▶ [AIM]:
Reproduce the records below in full and without edits, omitting images.

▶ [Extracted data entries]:
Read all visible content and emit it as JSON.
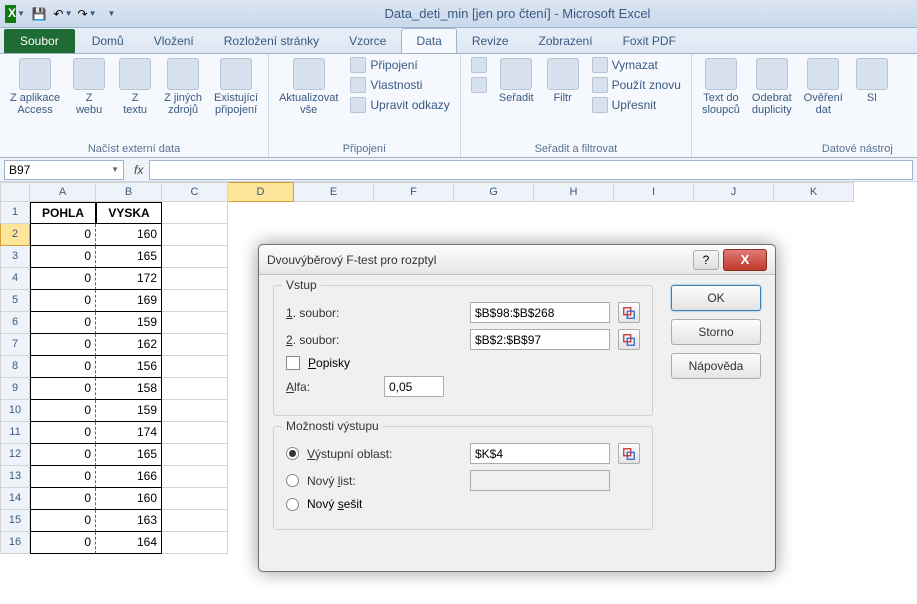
{
  "titlebar": {
    "title": "Data_deti_min  [jen pro čtení] - Microsoft Excel"
  },
  "tabs": {
    "file": "Soubor",
    "items": [
      "Domů",
      "Vložení",
      "Rozložení stránky",
      "Vzorce",
      "Data",
      "Revize",
      "Zobrazení",
      "Foxit PDF"
    ],
    "active": 4
  },
  "ribbon": {
    "g1": {
      "label": "Načíst externí data",
      "btns": [
        "Z aplikace\nAccess",
        "Z\nwebu",
        "Z\ntextu",
        "Z jiných\nzdrojů",
        "Existující\npřipojení"
      ]
    },
    "g2": {
      "label": "Připojení",
      "big": "Aktualizovat\nvše",
      "sm": [
        "Připojení",
        "Vlastnosti",
        "Upravit odkazy"
      ]
    },
    "g3": {
      "label": "Seřadit a filtrovat",
      "sort": "Seřadit",
      "filter": "Filtr",
      "sm": [
        "Vymazat",
        "Použít znovu",
        "Upřesnit"
      ]
    },
    "g4": {
      "label": "Datové nástroj",
      "btns": [
        "Text do\nsloupců",
        "Odebrat\nduplicity",
        "Ověření\ndat",
        "Sl"
      ]
    }
  },
  "namebox": "B97",
  "columns": [
    "A",
    "B",
    "C",
    "D",
    "E",
    "F",
    "G",
    "H",
    "I",
    "J",
    "K"
  ],
  "headers": [
    "POHLA",
    "VYSKA"
  ],
  "rows": [
    {
      "n": 2,
      "a": "0",
      "b": "160"
    },
    {
      "n": 3,
      "a": "0",
      "b": "165"
    },
    {
      "n": 4,
      "a": "0",
      "b": "172"
    },
    {
      "n": 5,
      "a": "0",
      "b": "169"
    },
    {
      "n": 6,
      "a": "0",
      "b": "159"
    },
    {
      "n": 7,
      "a": "0",
      "b": "162"
    },
    {
      "n": 8,
      "a": "0",
      "b": "156"
    },
    {
      "n": 9,
      "a": "0",
      "b": "158"
    },
    {
      "n": 10,
      "a": "0",
      "b": "159"
    },
    {
      "n": 11,
      "a": "0",
      "b": "174"
    },
    {
      "n": 12,
      "a": "0",
      "b": "165"
    },
    {
      "n": 13,
      "a": "0",
      "b": "166"
    },
    {
      "n": 14,
      "a": "0",
      "b": "160"
    },
    {
      "n": 15,
      "a": "0",
      "b": "163"
    },
    {
      "n": 16,
      "a": "0",
      "b": "164"
    }
  ],
  "dialog": {
    "title": "Dvouvýběrový F-test pro rozptyl",
    "grp1": "Vstup",
    "lbl1": "1. soubor:",
    "val1": "$B$98:$B$268",
    "lbl2": "2. soubor:",
    "val2": "$B$2:$B$97",
    "popisky": "Popisky",
    "alfa_lbl": "Alfa:",
    "alfa": "0,05",
    "grp2": "Možnosti výstupu",
    "out_lbl": "Výstupní oblast:",
    "out_val": "$K$4",
    "newlist": "Nový list:",
    "newbook": "Nový sešit",
    "ok": "OK",
    "cancel": "Storno",
    "help": "Nápověda"
  }
}
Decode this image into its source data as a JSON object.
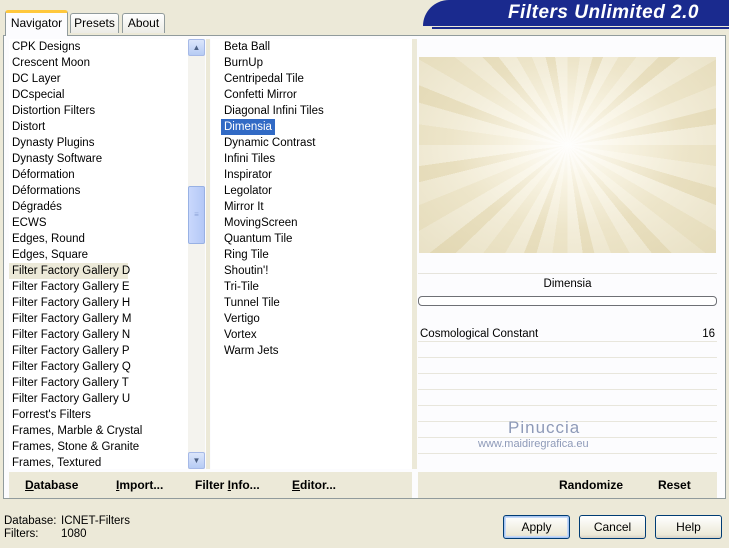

▶ [SOLVED EXERCISE]:
Read all visible content and emit it as JSON.
{
  "titlebar": {
    "title": "Data_deti_min  [jen pro čtení] - Microsoft Excel"
  },
  "tabs": {
    "file": "Soubor",
    "items": [
      "Domů",
      "Vložení",
      "Rozložení stránky",
      "Vzorce",
      "Data",
      "Revize",
      "Zobrazení",
      "Foxit PDF"
    ],
    "active": 4
  },
  "ribbon": {
    "g1": {
      "label": "Načíst externí data",
      "btns": [
        "Z aplikace\nAccess",
        "Z\nwebu",
        "Z\ntextu",
        "Z jiných\nzdrojů",
        "Existující\npřipojení"
      ]
    },
    "g2": {
      "label": "Připojení",
      "big": "Aktualizovat\nvše",
      "sm": [
        "Připojení",
        "Vlastnosti",
        "Upravit odkazy"
      ]
    },
    "g3": {
      "label": "Seřadit a filtrovat",
      "sort": "Seřadit",
      "filter": "Filtr",
      "sm": [
        "Vymazat",
        "Použít znovu",
        "Upřesnit"
      ]
    },
    "g4": {
      "label": "Datové nástroj",
      "btns": [
        "Text do\nsloupců",
        "Odebrat\nduplicity",
        "Ověření\ndat",
        "Sl"
      ]
    }
  },
  "namebox": "B97",
  "columns": [
    "A",
    "B",
    "C",
    "D",
    "E",
    "F",
    "G",
    "H",
    "I",
    "J",
    "K"
  ],
  "headers": [
    "POHLA",
    "VYSKA"
  ],
  "rows": [
    {
      "n": 2,
      "a": "0",
      "b": "160"
    },
    {
      "n": 3,
      "a": "0",
      "b": "165"
    },
    {
      "n": 4,
      "a": "0",
      "b": "172"
    },
    {
      "n": 5,
      "a": "0",
      "b": "169"
    },
    {
      "n": 6,
      "a": "0",
      "b": "159"
    },
    {
      "n": 7,
      "a": "0",
      "b": "162"
    },
    {
      "n": 8,
      "a": "0",
      "b": "156"
    },
    {
      "n": 9,
      "a": "0",
      "b": "158"
    },
    {
      "n": 10,
      "a": "0",
      "b": "159"
    },
    {
      "n": 11,
      "a": "0",
      "b": "174"
    },
    {
      "n": 12,
      "a": "0",
      "b": "165"
    },
    {
      "n": 13,
      "a": "0",
      "b": "166"
    },
    {
      "n": 14,
      "a": "0",
      "b": "160"
    },
    {
      "n": 15,
      "a": "0",
      "b": "163"
    },
    {
      "n": 16,
      "a": "0",
      "b": "164"
    }
  ],
  "dialog": {
    "title": "Dvouvýběrový F-test pro rozptyl",
    "grp1": "Vstup",
    "lbl1": "1. soubor:",
    "val1": "$B$98:$B$268",
    "lbl2": "2. soubor:",
    "val2": "$B$2:$B$97",
    "popisky": "Popisky",
    "alfa_lbl": "Alfa:",
    "alfa": "0,05",
    "grp2": "Možnosti výstupu",
    "out_lbl": "Výstupní oblast:",
    "out_val": "$K$4",
    "newlist": "Nový list:",
    "newbook": "Nový sešit",
    "ok": "OK",
    "cancel": "Storno",
    "help": "Nápověda"
  }
}
Decode this image into its source data as a JSON object.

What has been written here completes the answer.